Search the material for the word "JSON" and report each line where it turns up.

====

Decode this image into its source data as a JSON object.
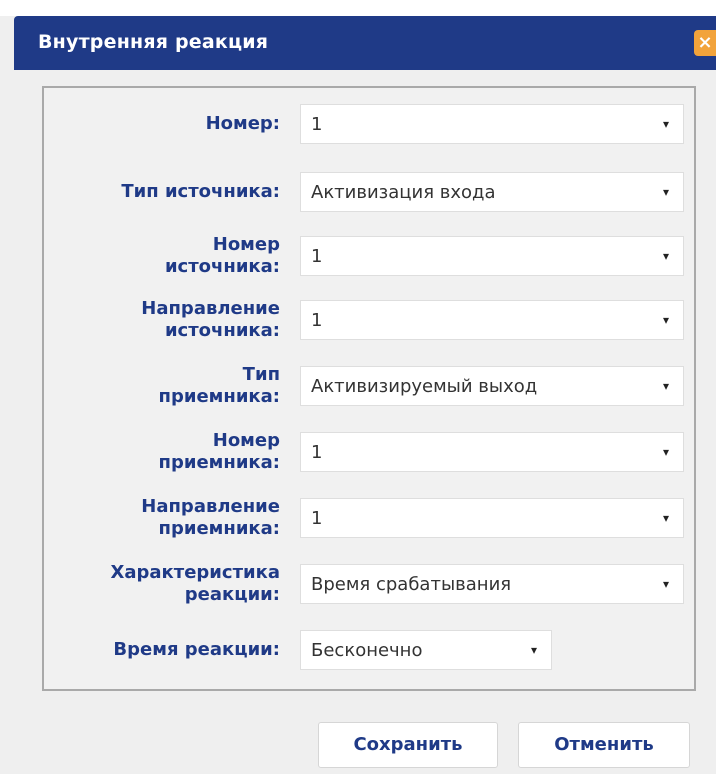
{
  "dialog": {
    "title": "Внутренняя реакция",
    "close_label": "×"
  },
  "form": {
    "rows": [
      {
        "label": "Номер:",
        "value": "1"
      },
      {
        "label": "Тип источника:",
        "value": "Активизация входа"
      },
      {
        "label": "Номер\nисточника:",
        "value": "1"
      },
      {
        "label": "Направление\nисточника:",
        "value": "1"
      },
      {
        "label": "Тип\nприемника:",
        "value": "Активизируемый выход"
      },
      {
        "label": "Номер\nприемника:",
        "value": "1"
      },
      {
        "label": "Направление\nприемника:",
        "value": "1"
      },
      {
        "label": "Характеристика\nреакции:",
        "value": "Время срабатывания"
      },
      {
        "label": "Время реакции:",
        "value": "Бесконечно"
      }
    ],
    "arrow_glyph": "▾"
  },
  "buttons": {
    "save": "Сохранить",
    "cancel": "Отменить"
  },
  "colors": {
    "title_bar": "#1f3a87",
    "label_text": "#1f3a87",
    "close_button": "#f2a33b"
  }
}
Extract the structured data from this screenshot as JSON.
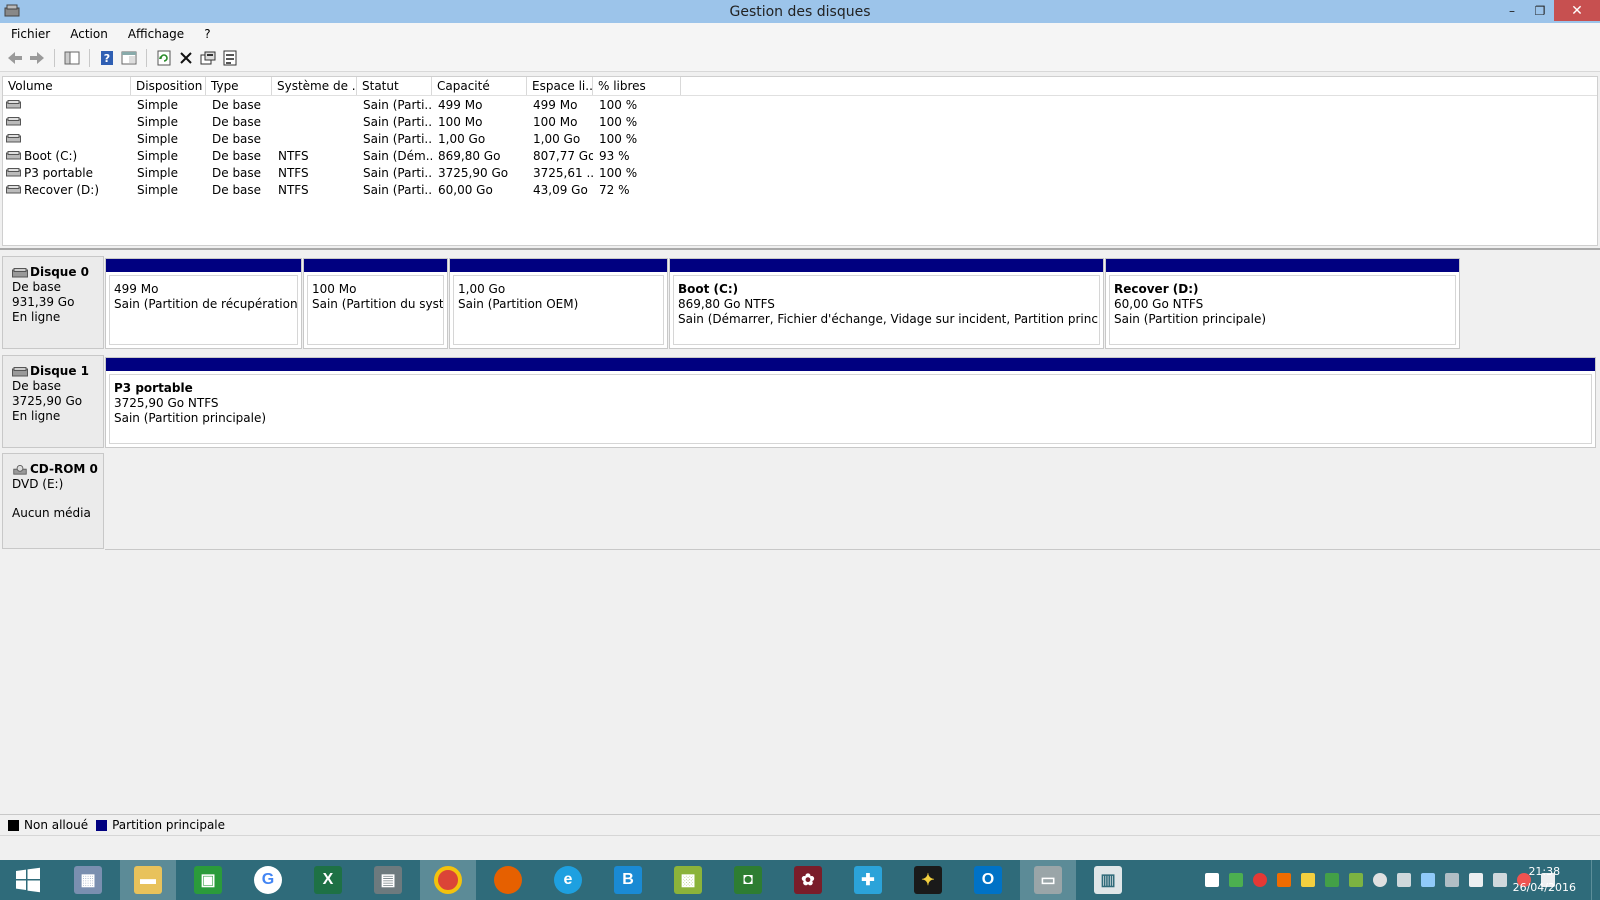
{
  "window": {
    "title": "Gestion des disques",
    "controls": {
      "minimize": "–",
      "restore": "❐",
      "close": "✕"
    }
  },
  "menu": [
    "Fichier",
    "Action",
    "Affichage",
    "?"
  ],
  "toolbar": {
    "buttons": [
      "back-icon",
      "forward-icon",
      "console-tree-icon",
      "help-icon",
      "view-icon",
      "refresh-icon",
      "delete-icon",
      "properties-icon",
      "export-list-icon"
    ]
  },
  "volume_list": {
    "columns": [
      "Volume",
      "Disposition",
      "Type",
      "Système de ...",
      "Statut",
      "Capacité",
      "Espace li...",
      "% libres"
    ],
    "rows": [
      {
        "volume": "",
        "disposition": "Simple",
        "type": "De base",
        "fs": "",
        "statut": "Sain (Parti...",
        "capacite": "499 Mo",
        "espace": "499 Mo",
        "libres": "100 %"
      },
      {
        "volume": "",
        "disposition": "Simple",
        "type": "De base",
        "fs": "",
        "statut": "Sain (Parti...",
        "capacite": "100 Mo",
        "espace": "100 Mo",
        "libres": "100 %"
      },
      {
        "volume": "",
        "disposition": "Simple",
        "type": "De base",
        "fs": "",
        "statut": "Sain (Parti...",
        "capacite": "1,00 Go",
        "espace": "1,00 Go",
        "libres": "100 %"
      },
      {
        "volume": "Boot (C:)",
        "disposition": "Simple",
        "type": "De base",
        "fs": "NTFS",
        "statut": "Sain (Dém...",
        "capacite": "869,80 Go",
        "espace": "807,77 Go",
        "libres": "93 %"
      },
      {
        "volume": "P3 portable",
        "disposition": "Simple",
        "type": "De base",
        "fs": "NTFS",
        "statut": "Sain (Parti...",
        "capacite": "3725,90 Go",
        "espace": "3725,61 ...",
        "libres": "100 %"
      },
      {
        "volume": "Recover (D:)",
        "disposition": "Simple",
        "type": "De base",
        "fs": "NTFS",
        "statut": "Sain (Parti...",
        "capacite": "60,00 Go",
        "espace": "43,09 Go",
        "libres": "72 %"
      }
    ]
  },
  "disks": [
    {
      "name": "Disque 0",
      "kind": "De base",
      "size": "931,39 Go",
      "state": "En ligne",
      "partitions": [
        {
          "name": "",
          "size": "499 Mo",
          "status": "Sain (Partition de récupération)"
        },
        {
          "name": "",
          "size": "100 Mo",
          "status": "Sain (Partition du systèm"
        },
        {
          "name": "",
          "size": "1,00 Go",
          "status": "Sain (Partition OEM)"
        },
        {
          "name": "Boot  (C:)",
          "size": "869,80 Go NTFS",
          "status": "Sain (Démarrer, Fichier d'échange, Vidage sur incident, Partition principale)"
        },
        {
          "name": "Recover  (D:)",
          "size": "60,00 Go NTFS",
          "status": "Sain (Partition principale)"
        }
      ]
    },
    {
      "name": "Disque 1",
      "kind": "De base",
      "size": "3725,90 Go",
      "state": "En ligne",
      "partitions": [
        {
          "name": "P3 portable",
          "size": "3725,90 Go NTFS",
          "status": "Sain (Partition principale)"
        }
      ]
    },
    {
      "name": "CD-ROM 0",
      "drive": "DVD (E:)",
      "state": "Aucun média"
    }
  ],
  "legend": [
    {
      "label": "Non alloué",
      "color": "#000000"
    },
    {
      "label": "Partition principale",
      "color": "#000080"
    }
  ],
  "taskbar": {
    "apps": [
      "windows-start-icon",
      "calculator-icon",
      "file-explorer-icon",
      "store-icon",
      "google-icon",
      "excel-icon",
      "app-grid-icon",
      "chrome-icon",
      "firefox-icon",
      "internet-explorer-icon",
      "b-app-icon",
      "game-app-icon",
      "red-app-icon",
      "puzzle-app-icon",
      "star-app-icon",
      "outlook-icon",
      "disk-management-icon",
      "slides-app-icon"
    ],
    "clock_time": "21:38",
    "clock_date": "26/04/2016"
  },
  "colors": {
    "partition_bar": "#000080",
    "titlebar": "#9cc4ea",
    "taskbar": "#2f6b7a",
    "close": "#c75050"
  }
}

====

**Result:**
Decode this image into its source data as a JSON object.
Extract the structured data from this screenshot as JSON.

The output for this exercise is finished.